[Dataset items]
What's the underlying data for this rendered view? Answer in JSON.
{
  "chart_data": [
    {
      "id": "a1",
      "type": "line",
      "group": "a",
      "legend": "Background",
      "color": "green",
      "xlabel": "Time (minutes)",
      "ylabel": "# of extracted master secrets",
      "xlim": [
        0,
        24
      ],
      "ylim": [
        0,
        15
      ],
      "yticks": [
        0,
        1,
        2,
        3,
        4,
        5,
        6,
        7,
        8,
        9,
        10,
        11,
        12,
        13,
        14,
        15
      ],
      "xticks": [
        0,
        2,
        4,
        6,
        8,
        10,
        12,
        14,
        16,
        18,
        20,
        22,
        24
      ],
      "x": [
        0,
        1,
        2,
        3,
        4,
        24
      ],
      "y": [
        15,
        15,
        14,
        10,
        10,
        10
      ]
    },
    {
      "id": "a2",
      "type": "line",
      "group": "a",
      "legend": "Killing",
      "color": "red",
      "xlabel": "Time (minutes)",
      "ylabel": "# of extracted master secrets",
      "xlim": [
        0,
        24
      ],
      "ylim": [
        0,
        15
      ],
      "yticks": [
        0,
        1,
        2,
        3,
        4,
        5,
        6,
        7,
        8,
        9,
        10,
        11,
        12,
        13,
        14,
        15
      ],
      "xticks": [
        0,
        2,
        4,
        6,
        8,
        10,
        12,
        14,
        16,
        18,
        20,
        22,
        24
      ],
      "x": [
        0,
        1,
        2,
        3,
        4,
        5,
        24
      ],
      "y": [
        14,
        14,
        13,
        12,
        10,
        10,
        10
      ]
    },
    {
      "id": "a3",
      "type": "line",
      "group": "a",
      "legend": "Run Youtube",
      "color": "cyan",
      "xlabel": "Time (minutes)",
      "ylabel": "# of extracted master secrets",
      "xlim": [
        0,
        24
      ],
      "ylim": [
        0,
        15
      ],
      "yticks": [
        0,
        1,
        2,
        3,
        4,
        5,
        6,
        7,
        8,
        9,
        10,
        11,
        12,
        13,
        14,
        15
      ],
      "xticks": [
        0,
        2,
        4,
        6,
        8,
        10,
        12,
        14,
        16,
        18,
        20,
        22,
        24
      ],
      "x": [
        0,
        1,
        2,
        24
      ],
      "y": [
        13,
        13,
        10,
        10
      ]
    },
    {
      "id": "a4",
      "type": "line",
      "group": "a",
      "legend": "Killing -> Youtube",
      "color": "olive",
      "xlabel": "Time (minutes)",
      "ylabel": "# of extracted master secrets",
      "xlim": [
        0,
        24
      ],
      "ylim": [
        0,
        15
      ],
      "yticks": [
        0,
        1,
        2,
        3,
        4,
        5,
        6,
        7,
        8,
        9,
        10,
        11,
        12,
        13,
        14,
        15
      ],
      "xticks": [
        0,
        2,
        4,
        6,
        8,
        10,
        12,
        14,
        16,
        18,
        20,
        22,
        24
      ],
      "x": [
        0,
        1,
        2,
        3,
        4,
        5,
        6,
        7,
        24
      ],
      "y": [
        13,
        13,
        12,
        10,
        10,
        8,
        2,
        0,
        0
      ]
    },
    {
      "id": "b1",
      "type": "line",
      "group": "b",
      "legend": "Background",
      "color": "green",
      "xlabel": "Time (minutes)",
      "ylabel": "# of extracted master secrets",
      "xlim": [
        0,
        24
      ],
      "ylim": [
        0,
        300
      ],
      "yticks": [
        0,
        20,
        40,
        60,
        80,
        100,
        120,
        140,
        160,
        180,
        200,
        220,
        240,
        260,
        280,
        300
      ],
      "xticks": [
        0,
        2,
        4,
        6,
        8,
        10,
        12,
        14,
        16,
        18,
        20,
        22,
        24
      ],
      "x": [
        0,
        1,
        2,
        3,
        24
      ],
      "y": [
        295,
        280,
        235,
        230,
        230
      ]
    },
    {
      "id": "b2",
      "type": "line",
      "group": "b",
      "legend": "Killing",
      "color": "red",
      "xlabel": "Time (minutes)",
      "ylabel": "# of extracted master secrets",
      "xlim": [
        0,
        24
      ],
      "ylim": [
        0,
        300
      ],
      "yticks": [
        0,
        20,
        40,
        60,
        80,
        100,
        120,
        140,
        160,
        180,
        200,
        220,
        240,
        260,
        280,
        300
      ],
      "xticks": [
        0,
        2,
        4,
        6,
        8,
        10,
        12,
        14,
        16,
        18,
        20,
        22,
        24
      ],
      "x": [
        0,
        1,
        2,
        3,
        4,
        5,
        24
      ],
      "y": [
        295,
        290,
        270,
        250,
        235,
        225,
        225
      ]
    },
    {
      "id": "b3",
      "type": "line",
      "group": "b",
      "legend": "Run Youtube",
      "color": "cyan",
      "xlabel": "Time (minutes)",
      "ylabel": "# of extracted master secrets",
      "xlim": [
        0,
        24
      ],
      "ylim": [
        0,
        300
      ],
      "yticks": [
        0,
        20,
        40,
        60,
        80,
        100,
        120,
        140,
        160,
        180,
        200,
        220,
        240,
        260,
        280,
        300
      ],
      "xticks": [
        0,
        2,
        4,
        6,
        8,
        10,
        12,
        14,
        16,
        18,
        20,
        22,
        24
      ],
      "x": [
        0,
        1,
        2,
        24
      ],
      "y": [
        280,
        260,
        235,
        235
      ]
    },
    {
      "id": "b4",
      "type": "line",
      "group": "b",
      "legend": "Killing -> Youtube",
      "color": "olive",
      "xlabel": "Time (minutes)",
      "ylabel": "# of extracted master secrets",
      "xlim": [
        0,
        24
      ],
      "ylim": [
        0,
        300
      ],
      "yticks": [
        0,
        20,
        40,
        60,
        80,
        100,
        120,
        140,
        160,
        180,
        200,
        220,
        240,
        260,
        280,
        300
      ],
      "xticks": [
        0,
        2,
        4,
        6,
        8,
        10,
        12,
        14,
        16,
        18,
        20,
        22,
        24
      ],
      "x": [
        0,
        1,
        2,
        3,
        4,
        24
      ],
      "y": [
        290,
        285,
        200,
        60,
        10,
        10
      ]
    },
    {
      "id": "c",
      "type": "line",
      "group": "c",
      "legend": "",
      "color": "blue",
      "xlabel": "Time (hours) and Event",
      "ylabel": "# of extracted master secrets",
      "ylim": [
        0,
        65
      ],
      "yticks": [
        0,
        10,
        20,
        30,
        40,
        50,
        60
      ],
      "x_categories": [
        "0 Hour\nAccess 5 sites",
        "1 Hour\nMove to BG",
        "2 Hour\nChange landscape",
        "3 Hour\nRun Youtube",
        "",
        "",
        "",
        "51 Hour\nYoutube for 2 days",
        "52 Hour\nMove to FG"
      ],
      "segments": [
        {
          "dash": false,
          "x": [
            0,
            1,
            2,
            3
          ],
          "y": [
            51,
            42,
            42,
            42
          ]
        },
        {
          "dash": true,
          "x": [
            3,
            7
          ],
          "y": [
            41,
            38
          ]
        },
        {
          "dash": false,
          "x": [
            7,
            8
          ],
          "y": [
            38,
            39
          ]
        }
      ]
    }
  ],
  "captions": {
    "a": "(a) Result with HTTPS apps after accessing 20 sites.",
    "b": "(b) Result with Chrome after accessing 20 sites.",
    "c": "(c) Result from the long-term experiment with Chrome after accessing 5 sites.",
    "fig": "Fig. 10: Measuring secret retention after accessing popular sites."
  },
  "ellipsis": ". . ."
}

**WRITTEN REQUEST:**
Word for word, write out the data.

**ANSWER IN FULL:**
What's the underlying data for this rendered view? Answer in JSON.
{
  "chart_data": [
    {
      "id": "a1",
      "type": "line",
      "group": "a",
      "legend": "Background",
      "color": "green",
      "xlabel": "Time (minutes)",
      "ylabel": "# of extracted master secrets",
      "xlim": [
        0,
        24
      ],
      "ylim": [
        0,
        15
      ],
      "yticks": [
        0,
        1,
        2,
        3,
        4,
        5,
        6,
        7,
        8,
        9,
        10,
        11,
        12,
        13,
        14,
        15
      ],
      "xticks": [
        0,
        2,
        4,
        6,
        8,
        10,
        12,
        14,
        16,
        18,
        20,
        22,
        24
      ],
      "x": [
        0,
        1,
        2,
        3,
        4,
        24
      ],
      "y": [
        15,
        15,
        14,
        10,
        10,
        10
      ]
    },
    {
      "id": "a2",
      "type": "line",
      "group": "a",
      "legend": "Killing",
      "color": "red",
      "xlabel": "Time (minutes)",
      "ylabel": "# of extracted master secrets",
      "xlim": [
        0,
        24
      ],
      "ylim": [
        0,
        15
      ],
      "yticks": [
        0,
        1,
        2,
        3,
        4,
        5,
        6,
        7,
        8,
        9,
        10,
        11,
        12,
        13,
        14,
        15
      ],
      "xticks": [
        0,
        2,
        4,
        6,
        8,
        10,
        12,
        14,
        16,
        18,
        20,
        22,
        24
      ],
      "x": [
        0,
        1,
        2,
        3,
        4,
        5,
        24
      ],
      "y": [
        14,
        14,
        13,
        12,
        10,
        10,
        10
      ]
    },
    {
      "id": "a3",
      "type": "line",
      "group": "a",
      "legend": "Run Youtube",
      "color": "cyan",
      "xlabel": "Time (minutes)",
      "ylabel": "# of extracted master secrets",
      "xlim": [
        0,
        24
      ],
      "ylim": [
        0,
        15
      ],
      "yticks": [
        0,
        1,
        2,
        3,
        4,
        5,
        6,
        7,
        8,
        9,
        10,
        11,
        12,
        13,
        14,
        15
      ],
      "xticks": [
        0,
        2,
        4,
        6,
        8,
        10,
        12,
        14,
        16,
        18,
        20,
        22,
        24
      ],
      "x": [
        0,
        1,
        2,
        24
      ],
      "y": [
        13,
        13,
        10,
        10
      ]
    },
    {
      "id": "a4",
      "type": "line",
      "group": "a",
      "legend": "Killing -> Youtube",
      "color": "olive",
      "xlabel": "Time (minutes)",
      "ylabel": "# of extracted master secrets",
      "xlim": [
        0,
        24
      ],
      "ylim": [
        0,
        15
      ],
      "yticks": [
        0,
        1,
        2,
        3,
        4,
        5,
        6,
        7,
        8,
        9,
        10,
        11,
        12,
        13,
        14,
        15
      ],
      "xticks": [
        0,
        2,
        4,
        6,
        8,
        10,
        12,
        14,
        16,
        18,
        20,
        22,
        24
      ],
      "x": [
        0,
        1,
        2,
        3,
        4,
        5,
        6,
        7,
        24
      ],
      "y": [
        13,
        13,
        12,
        10,
        10,
        8,
        2,
        0,
        0
      ]
    },
    {
      "id": "b1",
      "type": "line",
      "group": "b",
      "legend": "Background",
      "color": "green",
      "xlabel": "Time (minutes)",
      "ylabel": "# of extracted master secrets",
      "xlim": [
        0,
        24
      ],
      "ylim": [
        0,
        300
      ],
      "yticks": [
        0,
        20,
        40,
        60,
        80,
        100,
        120,
        140,
        160,
        180,
        200,
        220,
        240,
        260,
        280,
        300
      ],
      "xticks": [
        0,
        2,
        4,
        6,
        8,
        10,
        12,
        14,
        16,
        18,
        20,
        22,
        24
      ],
      "x": [
        0,
        1,
        2,
        3,
        24
      ],
      "y": [
        295,
        280,
        235,
        230,
        230
      ]
    },
    {
      "id": "b2",
      "type": "line",
      "group": "b",
      "legend": "Killing",
      "color": "red",
      "xlabel": "Time (minutes)",
      "ylabel": "# of extracted master secrets",
      "xlim": [
        0,
        24
      ],
      "ylim": [
        0,
        300
      ],
      "yticks": [
        0,
        20,
        40,
        60,
        80,
        100,
        120,
        140,
        160,
        180,
        200,
        220,
        240,
        260,
        280,
        300
      ],
      "xticks": [
        0,
        2,
        4,
        6,
        8,
        10,
        12,
        14,
        16,
        18,
        20,
        22,
        24
      ],
      "x": [
        0,
        1,
        2,
        3,
        4,
        5,
        24
      ],
      "y": [
        295,
        290,
        270,
        250,
        235,
        225,
        225
      ]
    },
    {
      "id": "b3",
      "type": "line",
      "group": "b",
      "legend": "Run Youtube",
      "color": "cyan",
      "xlabel": "Time (minutes)",
      "ylabel": "# of extracted master secrets",
      "xlim": [
        0,
        24
      ],
      "ylim": [
        0,
        300
      ],
      "yticks": [
        0,
        20,
        40,
        60,
        80,
        100,
        120,
        140,
        160,
        180,
        200,
        220,
        240,
        260,
        280,
        300
      ],
      "xticks": [
        0,
        2,
        4,
        6,
        8,
        10,
        12,
        14,
        16,
        18,
        20,
        22,
        24
      ],
      "x": [
        0,
        1,
        2,
        24
      ],
      "y": [
        280,
        260,
        235,
        235
      ]
    },
    {
      "id": "b4",
      "type": "line",
      "group": "b",
      "legend": "Killing -> Youtube",
      "color": "olive",
      "xlabel": "Time (minutes)",
      "ylabel": "# of extracted master secrets",
      "xlim": [
        0,
        24
      ],
      "ylim": [
        0,
        300
      ],
      "yticks": [
        0,
        20,
        40,
        60,
        80,
        100,
        120,
        140,
        160,
        180,
        200,
        220,
        240,
        260,
        280,
        300
      ],
      "xticks": [
        0,
        2,
        4,
        6,
        8,
        10,
        12,
        14,
        16,
        18,
        20,
        22,
        24
      ],
      "x": [
        0,
        1,
        2,
        3,
        4,
        24
      ],
      "y": [
        290,
        285,
        200,
        60,
        10,
        10
      ]
    },
    {
      "id": "c",
      "type": "line",
      "group": "c",
      "legend": "",
      "color": "blue",
      "xlabel": "Time (hours) and Event",
      "ylabel": "# of extracted master secrets",
      "ylim": [
        0,
        65
      ],
      "yticks": [
        0,
        10,
        20,
        30,
        40,
        50,
        60
      ],
      "x_categories": [
        "0 Hour\nAccess 5 sites",
        "1 Hour\nMove to BG",
        "2 Hour\nChange landscape",
        "3 Hour\nRun Youtube",
        "",
        "",
        "",
        "51 Hour\nYoutube for 2 days",
        "52 Hour\nMove to FG"
      ],
      "segments": [
        {
          "dash": false,
          "x": [
            0,
            1,
            2,
            3
          ],
          "y": [
            51,
            42,
            42,
            42
          ]
        },
        {
          "dash": true,
          "x": [
            3,
            7
          ],
          "y": [
            41,
            38
          ]
        },
        {
          "dash": false,
          "x": [
            7,
            8
          ],
          "y": [
            38,
            39
          ]
        }
      ]
    }
  ],
  "captions": {
    "a": "(a) Result with HTTPS apps after accessing 20 sites.",
    "b": "(b) Result with Chrome after accessing 20 sites.",
    "c": "(c) Result from the long-term experiment with Chrome after accessing 5 sites.",
    "fig": "Fig. 10: Measuring secret retention after accessing popular sites."
  },
  "ellipsis": ". . ."
}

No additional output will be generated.